__TASK TO COMPLETE__:
Every line below must be reproduced exactly. Copy them all.

#####

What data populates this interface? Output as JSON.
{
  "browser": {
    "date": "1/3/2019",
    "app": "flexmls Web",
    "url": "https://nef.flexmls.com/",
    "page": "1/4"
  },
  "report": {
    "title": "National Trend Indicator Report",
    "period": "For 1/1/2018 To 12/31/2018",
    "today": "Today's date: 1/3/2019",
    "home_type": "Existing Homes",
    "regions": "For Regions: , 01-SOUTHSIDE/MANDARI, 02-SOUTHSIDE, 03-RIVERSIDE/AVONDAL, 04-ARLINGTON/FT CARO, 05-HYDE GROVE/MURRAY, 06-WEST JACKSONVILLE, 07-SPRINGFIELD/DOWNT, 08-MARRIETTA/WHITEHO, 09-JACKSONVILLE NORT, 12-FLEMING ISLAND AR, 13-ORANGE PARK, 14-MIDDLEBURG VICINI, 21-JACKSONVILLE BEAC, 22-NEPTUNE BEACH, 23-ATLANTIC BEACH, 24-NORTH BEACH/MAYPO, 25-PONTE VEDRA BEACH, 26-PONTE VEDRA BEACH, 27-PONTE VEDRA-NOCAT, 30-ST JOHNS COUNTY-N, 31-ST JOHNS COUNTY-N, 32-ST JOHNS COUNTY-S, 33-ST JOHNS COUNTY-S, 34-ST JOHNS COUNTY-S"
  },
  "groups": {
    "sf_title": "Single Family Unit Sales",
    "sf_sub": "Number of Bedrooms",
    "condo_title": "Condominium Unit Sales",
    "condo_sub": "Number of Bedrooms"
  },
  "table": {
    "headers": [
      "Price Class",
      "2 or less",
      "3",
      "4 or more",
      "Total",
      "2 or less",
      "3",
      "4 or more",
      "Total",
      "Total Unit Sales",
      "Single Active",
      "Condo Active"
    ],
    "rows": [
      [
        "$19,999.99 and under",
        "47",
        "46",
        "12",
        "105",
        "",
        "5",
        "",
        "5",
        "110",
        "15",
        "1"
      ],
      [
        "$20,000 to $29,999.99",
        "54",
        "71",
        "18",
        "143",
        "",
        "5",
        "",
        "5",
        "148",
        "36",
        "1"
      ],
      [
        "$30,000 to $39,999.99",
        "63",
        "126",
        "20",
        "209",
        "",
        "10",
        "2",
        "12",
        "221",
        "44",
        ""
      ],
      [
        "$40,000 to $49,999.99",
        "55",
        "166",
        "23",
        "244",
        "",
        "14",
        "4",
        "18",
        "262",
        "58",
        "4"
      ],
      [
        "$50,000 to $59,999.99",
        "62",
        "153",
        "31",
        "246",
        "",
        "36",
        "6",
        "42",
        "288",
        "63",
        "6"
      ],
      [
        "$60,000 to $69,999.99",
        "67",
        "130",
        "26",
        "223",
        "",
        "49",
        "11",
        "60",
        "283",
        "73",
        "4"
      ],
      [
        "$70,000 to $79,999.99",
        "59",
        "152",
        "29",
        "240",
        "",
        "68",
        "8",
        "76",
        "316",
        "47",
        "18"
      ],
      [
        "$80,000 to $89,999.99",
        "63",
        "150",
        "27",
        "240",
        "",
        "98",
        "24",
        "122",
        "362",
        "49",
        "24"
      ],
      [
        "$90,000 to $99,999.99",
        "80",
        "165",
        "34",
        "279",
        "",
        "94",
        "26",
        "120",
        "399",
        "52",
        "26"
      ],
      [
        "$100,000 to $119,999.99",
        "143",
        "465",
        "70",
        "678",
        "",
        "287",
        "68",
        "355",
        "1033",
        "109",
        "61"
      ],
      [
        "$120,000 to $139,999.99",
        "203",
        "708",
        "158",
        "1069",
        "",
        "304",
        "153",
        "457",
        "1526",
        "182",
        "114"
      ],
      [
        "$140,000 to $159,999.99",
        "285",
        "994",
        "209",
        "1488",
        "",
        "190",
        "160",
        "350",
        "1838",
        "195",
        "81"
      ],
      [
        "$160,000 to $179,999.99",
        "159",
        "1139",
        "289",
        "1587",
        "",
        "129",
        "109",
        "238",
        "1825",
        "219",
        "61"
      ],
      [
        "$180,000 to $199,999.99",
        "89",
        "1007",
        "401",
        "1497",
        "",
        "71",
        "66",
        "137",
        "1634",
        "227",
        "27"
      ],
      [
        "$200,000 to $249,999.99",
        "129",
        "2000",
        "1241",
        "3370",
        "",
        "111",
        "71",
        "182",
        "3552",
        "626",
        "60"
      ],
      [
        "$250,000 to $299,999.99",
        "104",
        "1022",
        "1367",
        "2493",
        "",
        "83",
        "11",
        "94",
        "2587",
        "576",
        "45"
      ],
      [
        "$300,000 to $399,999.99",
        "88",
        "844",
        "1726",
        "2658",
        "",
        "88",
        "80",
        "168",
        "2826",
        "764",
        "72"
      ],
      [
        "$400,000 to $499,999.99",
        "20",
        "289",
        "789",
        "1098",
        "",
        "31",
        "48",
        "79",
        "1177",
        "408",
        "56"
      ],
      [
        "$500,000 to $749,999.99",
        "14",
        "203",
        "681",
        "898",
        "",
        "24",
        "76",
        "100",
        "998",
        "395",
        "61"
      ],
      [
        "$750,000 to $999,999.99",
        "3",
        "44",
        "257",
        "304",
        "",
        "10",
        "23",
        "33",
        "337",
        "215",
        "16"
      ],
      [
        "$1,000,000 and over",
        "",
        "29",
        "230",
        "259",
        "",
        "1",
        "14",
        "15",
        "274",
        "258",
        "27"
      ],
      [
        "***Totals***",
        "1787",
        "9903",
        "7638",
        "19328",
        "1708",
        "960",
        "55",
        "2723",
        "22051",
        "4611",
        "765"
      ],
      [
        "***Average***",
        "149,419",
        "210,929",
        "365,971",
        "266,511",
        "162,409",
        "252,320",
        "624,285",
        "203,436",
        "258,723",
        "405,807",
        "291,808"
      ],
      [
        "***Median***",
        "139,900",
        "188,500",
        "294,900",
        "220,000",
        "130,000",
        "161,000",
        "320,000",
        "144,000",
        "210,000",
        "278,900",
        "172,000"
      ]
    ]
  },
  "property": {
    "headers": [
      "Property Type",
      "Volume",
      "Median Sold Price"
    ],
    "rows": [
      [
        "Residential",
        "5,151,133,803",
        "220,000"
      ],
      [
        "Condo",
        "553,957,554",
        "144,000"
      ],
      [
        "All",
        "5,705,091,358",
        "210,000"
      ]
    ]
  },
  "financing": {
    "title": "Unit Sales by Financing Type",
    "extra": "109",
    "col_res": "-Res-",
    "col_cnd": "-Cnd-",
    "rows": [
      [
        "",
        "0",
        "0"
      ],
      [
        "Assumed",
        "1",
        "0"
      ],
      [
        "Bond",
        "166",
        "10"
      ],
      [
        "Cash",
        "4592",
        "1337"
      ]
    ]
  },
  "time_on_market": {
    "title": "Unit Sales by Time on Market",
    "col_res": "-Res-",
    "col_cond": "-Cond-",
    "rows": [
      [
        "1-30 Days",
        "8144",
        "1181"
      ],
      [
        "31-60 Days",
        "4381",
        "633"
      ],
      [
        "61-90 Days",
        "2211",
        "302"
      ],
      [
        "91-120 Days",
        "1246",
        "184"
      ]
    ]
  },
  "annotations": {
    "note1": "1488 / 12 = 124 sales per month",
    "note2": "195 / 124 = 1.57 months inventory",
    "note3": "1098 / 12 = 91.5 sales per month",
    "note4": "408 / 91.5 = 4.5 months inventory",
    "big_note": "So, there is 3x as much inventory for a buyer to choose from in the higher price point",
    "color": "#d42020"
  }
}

#####

__OUTPUT FOR THIS TASK__:
What data populates this interface? Output as JSON.
{
  "browser": {
    "date": "1/3/2019",
    "app": "flexmls Web",
    "url": "https://nef.flexmls.com/",
    "page": "1/4"
  },
  "report": {
    "title": "National Trend Indicator Report",
    "period": "For 1/1/2018 To 12/31/2018",
    "today": "Today's date: 1/3/2019",
    "home_type": "Existing Homes",
    "regions": "For Regions: , 01-SOUTHSIDE/MANDARI, 02-SOUTHSIDE, 03-RIVERSIDE/AVONDAL, 04-ARLINGTON/FT CARO, 05-HYDE GROVE/MURRAY, 06-WEST JACKSONVILLE, 07-SPRINGFIELD/DOWNT, 08-MARRIETTA/WHITEHO, 09-JACKSONVILLE NORT, 12-FLEMING ISLAND AR, 13-ORANGE PARK, 14-MIDDLEBURG VICINI, 21-JACKSONVILLE BEAC, 22-NEPTUNE BEACH, 23-ATLANTIC BEACH, 24-NORTH BEACH/MAYPO, 25-PONTE VEDRA BEACH, 26-PONTE VEDRA BEACH, 27-PONTE VEDRA-NOCAT, 30-ST JOHNS COUNTY-N, 31-ST JOHNS COUNTY-N, 32-ST JOHNS COUNTY-S, 33-ST JOHNS COUNTY-S, 34-ST JOHNS COUNTY-S"
  },
  "groups": {
    "sf_title": "Single Family Unit Sales",
    "sf_sub": "Number of Bedrooms",
    "condo_title": "Condominium Unit Sales",
    "condo_sub": "Number of Bedrooms"
  },
  "table": {
    "headers": [
      "Price Class",
      "2 or less",
      "3",
      "4 or more",
      "Total",
      "2 or less",
      "3",
      "4 or more",
      "Total",
      "Total Unit Sales",
      "Single Active",
      "Condo Active"
    ],
    "rows": [
      [
        "$19,999.99 and under",
        "47",
        "46",
        "12",
        "105",
        "",
        "5",
        "",
        "5",
        "110",
        "15",
        "1"
      ],
      [
        "$20,000 to $29,999.99",
        "54",
        "71",
        "18",
        "143",
        "",
        "5",
        "",
        "5",
        "148",
        "36",
        "1"
      ],
      [
        "$30,000 to $39,999.99",
        "63",
        "126",
        "20",
        "209",
        "",
        "10",
        "2",
        "12",
        "221",
        "44",
        ""
      ],
      [
        "$40,000 to $49,999.99",
        "55",
        "166",
        "23",
        "244",
        "",
        "14",
        "4",
        "18",
        "262",
        "58",
        "4"
      ],
      [
        "$50,000 to $59,999.99",
        "62",
        "153",
        "31",
        "246",
        "",
        "36",
        "6",
        "42",
        "288",
        "63",
        "6"
      ],
      [
        "$60,000 to $69,999.99",
        "67",
        "130",
        "26",
        "223",
        "",
        "49",
        "11",
        "60",
        "283",
        "73",
        "4"
      ],
      [
        "$70,000 to $79,999.99",
        "59",
        "152",
        "29",
        "240",
        "",
        "68",
        "8",
        "76",
        "316",
        "47",
        "18"
      ],
      [
        "$80,000 to $89,999.99",
        "63",
        "150",
        "27",
        "240",
        "",
        "98",
        "24",
        "122",
        "362",
        "49",
        "24"
      ],
      [
        "$90,000 to $99,999.99",
        "80",
        "165",
        "34",
        "279",
        "",
        "94",
        "26",
        "120",
        "399",
        "52",
        "26"
      ],
      [
        "$100,000 to $119,999.99",
        "143",
        "465",
        "70",
        "678",
        "",
        "287",
        "68",
        "355",
        "1033",
        "109",
        "61"
      ],
      [
        "$120,000 to $139,999.99",
        "203",
        "708",
        "158",
        "1069",
        "",
        "304",
        "153",
        "457",
        "1526",
        "182",
        "114"
      ],
      [
        "$140,000 to $159,999.99",
        "285",
        "994",
        "209",
        "1488",
        "",
        "190",
        "160",
        "350",
        "1838",
        "195",
        "81"
      ],
      [
        "$160,000 to $179,999.99",
        "159",
        "1139",
        "289",
        "1587",
        "",
        "129",
        "109",
        "238",
        "1825",
        "219",
        "61"
      ],
      [
        "$180,000 to $199,999.99",
        "89",
        "1007",
        "401",
        "1497",
        "",
        "71",
        "66",
        "137",
        "1634",
        "227",
        "27"
      ],
      [
        "$200,000 to $249,999.99",
        "129",
        "2000",
        "1241",
        "3370",
        "",
        "111",
        "71",
        "182",
        "3552",
        "626",
        "60"
      ],
      [
        "$250,000 to $299,999.99",
        "104",
        "1022",
        "1367",
        "2493",
        "",
        "83",
        "11",
        "94",
        "2587",
        "576",
        "45"
      ],
      [
        "$300,000 to $399,999.99",
        "88",
        "844",
        "1726",
        "2658",
        "",
        "88",
        "80",
        "168",
        "2826",
        "764",
        "72"
      ],
      [
        "$400,000 to $499,999.99",
        "20",
        "289",
        "789",
        "1098",
        "",
        "31",
        "48",
        "79",
        "1177",
        "408",
        "56"
      ],
      [
        "$500,000 to $749,999.99",
        "14",
        "203",
        "681",
        "898",
        "",
        "24",
        "76",
        "100",
        "998",
        "395",
        "61"
      ],
      [
        "$750,000 to $999,999.99",
        "3",
        "44",
        "257",
        "304",
        "",
        "10",
        "23",
        "33",
        "337",
        "215",
        "16"
      ],
      [
        "$1,000,000 and over",
        "",
        "29",
        "230",
        "259",
        "",
        "1",
        "14",
        "15",
        "274",
        "258",
        "27"
      ],
      [
        "***Totals***",
        "1787",
        "9903",
        "7638",
        "19328",
        "1708",
        "960",
        "55",
        "2723",
        "22051",
        "4611",
        "765"
      ],
      [
        "***Average***",
        "149,419",
        "210,929",
        "365,971",
        "266,511",
        "162,409",
        "252,320",
        "624,285",
        "203,436",
        "258,723",
        "405,807",
        "291,808"
      ],
      [
        "***Median***",
        "139,900",
        "188,500",
        "294,900",
        "220,000",
        "130,000",
        "161,000",
        "320,000",
        "144,000",
        "210,000",
        "278,900",
        "172,000"
      ]
    ]
  },
  "property": {
    "headers": [
      "Property Type",
      "Volume",
      "Median Sold Price"
    ],
    "rows": [
      [
        "Residential",
        "5,151,133,803",
        "220,000"
      ],
      [
        "Condo",
        "553,957,554",
        "144,000"
      ],
      [
        "All",
        "5,705,091,358",
        "210,000"
      ]
    ]
  },
  "financing": {
    "title": "Unit Sales by Financing Type",
    "extra": "109",
    "col_res": "-Res-",
    "col_cnd": "-Cnd-",
    "rows": [
      [
        "",
        "0",
        "0"
      ],
      [
        "Assumed",
        "1",
        "0"
      ],
      [
        "Bond",
        "166",
        "10"
      ],
      [
        "Cash",
        "4592",
        "1337"
      ]
    ]
  },
  "time_on_market": {
    "title": "Unit Sales by Time on Market",
    "col_res": "-Res-",
    "col_cond": "-Cond-",
    "rows": [
      [
        "1-30 Days",
        "8144",
        "1181"
      ],
      [
        "31-60 Days",
        "4381",
        "633"
      ],
      [
        "61-90 Days",
        "2211",
        "302"
      ],
      [
        "91-120 Days",
        "1246",
        "184"
      ]
    ]
  },
  "annotations": {
    "note1": "1488 / 12 = 124 sales per month",
    "note2": "195 / 124 = 1.57 months inventory",
    "note3": "1098 / 12 = 91.5 sales per month",
    "note4": "408 / 91.5 = 4.5 months inventory",
    "big_note": "So, there is 3x as much inventory for a buyer to choose from in the higher price point",
    "color": "#d42020"
  }
}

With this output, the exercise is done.